# EXERCISE DIRECTIONS:
In the entries below, identify every line with the string "Control" and copy it.

# RECORD EXTRACTS:

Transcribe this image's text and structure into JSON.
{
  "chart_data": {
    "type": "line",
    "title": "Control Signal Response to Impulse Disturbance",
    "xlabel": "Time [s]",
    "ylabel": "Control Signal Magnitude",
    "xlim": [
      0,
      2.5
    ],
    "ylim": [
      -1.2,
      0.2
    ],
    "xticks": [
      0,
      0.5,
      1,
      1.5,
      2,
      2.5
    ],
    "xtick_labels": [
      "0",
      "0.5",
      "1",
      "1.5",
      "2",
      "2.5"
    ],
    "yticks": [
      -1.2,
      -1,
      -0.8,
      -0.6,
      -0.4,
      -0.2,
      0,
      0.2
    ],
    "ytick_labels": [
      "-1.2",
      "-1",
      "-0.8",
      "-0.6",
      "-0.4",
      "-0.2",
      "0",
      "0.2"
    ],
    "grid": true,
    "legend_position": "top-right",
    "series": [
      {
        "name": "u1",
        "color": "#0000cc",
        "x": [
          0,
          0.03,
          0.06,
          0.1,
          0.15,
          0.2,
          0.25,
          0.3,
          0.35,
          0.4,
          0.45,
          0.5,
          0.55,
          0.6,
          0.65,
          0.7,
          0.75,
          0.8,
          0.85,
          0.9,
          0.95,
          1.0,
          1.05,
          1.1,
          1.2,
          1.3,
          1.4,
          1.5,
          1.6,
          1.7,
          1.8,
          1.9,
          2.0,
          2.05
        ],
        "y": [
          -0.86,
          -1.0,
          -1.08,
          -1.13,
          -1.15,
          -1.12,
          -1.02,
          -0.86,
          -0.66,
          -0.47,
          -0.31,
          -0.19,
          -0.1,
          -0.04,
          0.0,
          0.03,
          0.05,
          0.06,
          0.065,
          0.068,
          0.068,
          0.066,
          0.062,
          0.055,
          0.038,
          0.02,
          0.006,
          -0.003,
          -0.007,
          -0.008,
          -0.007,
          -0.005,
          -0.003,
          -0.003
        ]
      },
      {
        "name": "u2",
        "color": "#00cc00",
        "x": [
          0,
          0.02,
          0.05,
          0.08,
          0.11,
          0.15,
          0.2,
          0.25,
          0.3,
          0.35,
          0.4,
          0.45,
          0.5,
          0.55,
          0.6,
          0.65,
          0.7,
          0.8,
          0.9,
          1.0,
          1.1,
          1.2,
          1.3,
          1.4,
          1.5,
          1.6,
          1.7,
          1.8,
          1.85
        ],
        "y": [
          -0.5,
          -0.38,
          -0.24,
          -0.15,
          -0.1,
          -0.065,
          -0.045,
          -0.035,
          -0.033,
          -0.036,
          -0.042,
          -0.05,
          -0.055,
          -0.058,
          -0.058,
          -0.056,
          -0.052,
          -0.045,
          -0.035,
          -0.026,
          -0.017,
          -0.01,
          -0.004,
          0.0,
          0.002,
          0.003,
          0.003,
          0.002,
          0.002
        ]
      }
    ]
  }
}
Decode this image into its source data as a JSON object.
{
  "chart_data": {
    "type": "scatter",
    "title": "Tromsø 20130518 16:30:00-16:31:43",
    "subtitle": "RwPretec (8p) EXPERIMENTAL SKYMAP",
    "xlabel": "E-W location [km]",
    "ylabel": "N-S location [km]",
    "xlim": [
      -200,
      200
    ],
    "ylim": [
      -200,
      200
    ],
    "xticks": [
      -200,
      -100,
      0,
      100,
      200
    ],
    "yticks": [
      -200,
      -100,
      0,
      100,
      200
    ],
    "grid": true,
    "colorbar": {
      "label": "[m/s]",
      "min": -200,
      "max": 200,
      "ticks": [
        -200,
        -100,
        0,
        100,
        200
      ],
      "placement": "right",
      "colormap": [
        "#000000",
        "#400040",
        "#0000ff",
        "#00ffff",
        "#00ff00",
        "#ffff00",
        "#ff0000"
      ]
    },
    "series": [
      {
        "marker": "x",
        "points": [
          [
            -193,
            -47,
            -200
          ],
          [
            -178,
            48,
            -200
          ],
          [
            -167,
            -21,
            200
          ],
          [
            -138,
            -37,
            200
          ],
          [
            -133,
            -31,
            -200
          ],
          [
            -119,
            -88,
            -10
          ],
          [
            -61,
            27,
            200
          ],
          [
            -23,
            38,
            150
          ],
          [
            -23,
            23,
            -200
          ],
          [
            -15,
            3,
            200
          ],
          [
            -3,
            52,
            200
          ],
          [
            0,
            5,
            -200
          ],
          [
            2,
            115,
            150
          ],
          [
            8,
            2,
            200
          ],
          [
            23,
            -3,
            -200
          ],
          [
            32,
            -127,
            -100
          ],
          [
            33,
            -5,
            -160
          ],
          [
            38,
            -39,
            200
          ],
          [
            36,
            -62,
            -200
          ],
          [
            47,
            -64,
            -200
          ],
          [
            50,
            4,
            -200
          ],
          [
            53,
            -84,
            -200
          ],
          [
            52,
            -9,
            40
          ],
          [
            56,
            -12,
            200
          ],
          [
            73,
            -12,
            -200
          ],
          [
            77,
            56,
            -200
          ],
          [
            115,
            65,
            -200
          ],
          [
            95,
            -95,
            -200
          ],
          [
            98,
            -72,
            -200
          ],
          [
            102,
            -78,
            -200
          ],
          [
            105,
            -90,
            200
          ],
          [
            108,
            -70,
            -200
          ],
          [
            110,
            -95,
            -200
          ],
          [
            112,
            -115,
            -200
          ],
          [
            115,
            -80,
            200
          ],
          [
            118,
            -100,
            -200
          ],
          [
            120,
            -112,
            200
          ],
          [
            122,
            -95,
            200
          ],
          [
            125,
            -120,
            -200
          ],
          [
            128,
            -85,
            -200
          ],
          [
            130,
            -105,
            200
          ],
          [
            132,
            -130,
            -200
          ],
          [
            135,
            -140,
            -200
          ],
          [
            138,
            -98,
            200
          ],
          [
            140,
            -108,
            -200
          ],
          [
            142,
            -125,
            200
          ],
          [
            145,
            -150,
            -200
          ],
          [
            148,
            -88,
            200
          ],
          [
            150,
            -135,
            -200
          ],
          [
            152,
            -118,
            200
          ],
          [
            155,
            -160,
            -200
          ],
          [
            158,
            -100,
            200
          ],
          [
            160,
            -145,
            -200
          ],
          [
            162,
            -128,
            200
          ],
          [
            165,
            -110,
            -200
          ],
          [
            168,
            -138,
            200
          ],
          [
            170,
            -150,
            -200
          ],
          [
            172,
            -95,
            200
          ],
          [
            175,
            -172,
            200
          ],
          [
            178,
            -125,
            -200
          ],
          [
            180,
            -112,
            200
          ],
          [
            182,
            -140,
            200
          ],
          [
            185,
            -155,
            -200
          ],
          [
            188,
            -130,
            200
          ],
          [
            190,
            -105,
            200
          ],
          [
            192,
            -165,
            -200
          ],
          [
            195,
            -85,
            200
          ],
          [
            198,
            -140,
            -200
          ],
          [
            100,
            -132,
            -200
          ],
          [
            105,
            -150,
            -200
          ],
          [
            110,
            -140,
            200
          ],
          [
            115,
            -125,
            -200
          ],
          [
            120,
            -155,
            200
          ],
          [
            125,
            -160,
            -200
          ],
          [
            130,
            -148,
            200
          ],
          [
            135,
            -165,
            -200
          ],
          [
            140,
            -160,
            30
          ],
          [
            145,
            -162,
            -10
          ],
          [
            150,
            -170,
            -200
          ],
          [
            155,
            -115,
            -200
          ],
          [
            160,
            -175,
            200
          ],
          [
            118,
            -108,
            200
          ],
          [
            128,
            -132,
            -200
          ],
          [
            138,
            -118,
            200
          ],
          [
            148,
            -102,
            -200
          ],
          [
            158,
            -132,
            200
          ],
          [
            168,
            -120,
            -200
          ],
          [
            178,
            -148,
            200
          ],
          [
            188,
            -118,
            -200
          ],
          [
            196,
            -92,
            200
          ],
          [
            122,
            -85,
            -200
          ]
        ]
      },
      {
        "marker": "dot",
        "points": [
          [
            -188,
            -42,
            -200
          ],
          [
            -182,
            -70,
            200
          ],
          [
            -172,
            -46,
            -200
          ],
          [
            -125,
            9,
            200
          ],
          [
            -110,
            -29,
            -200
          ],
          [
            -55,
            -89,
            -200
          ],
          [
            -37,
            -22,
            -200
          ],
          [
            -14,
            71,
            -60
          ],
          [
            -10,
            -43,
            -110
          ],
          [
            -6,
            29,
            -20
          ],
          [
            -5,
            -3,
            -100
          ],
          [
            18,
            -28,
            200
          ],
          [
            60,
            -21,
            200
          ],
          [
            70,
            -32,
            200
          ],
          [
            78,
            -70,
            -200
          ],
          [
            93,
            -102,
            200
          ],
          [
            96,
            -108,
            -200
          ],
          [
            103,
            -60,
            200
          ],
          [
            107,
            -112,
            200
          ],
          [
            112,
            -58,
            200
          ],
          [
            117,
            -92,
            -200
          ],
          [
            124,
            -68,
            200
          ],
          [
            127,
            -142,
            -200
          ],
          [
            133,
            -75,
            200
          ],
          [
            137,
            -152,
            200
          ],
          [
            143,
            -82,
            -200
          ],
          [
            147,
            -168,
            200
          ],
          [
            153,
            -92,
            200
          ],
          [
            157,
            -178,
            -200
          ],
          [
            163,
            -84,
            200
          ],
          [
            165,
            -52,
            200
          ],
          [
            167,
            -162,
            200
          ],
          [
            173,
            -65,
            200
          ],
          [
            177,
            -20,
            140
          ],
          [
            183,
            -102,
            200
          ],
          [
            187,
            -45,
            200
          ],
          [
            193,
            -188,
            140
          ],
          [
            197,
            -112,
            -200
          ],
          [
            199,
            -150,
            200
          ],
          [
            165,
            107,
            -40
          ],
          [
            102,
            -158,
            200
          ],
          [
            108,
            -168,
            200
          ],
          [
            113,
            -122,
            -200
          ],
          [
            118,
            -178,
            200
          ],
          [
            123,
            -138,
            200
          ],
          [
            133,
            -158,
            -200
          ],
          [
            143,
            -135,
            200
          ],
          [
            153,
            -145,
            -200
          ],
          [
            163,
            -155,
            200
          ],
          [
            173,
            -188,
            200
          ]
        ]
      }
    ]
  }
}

# WRITTEN ANSWER:
    "title": "Control Signal Response to Impulse Disturbance",
    "ylabel": "Control Signal Magnitude",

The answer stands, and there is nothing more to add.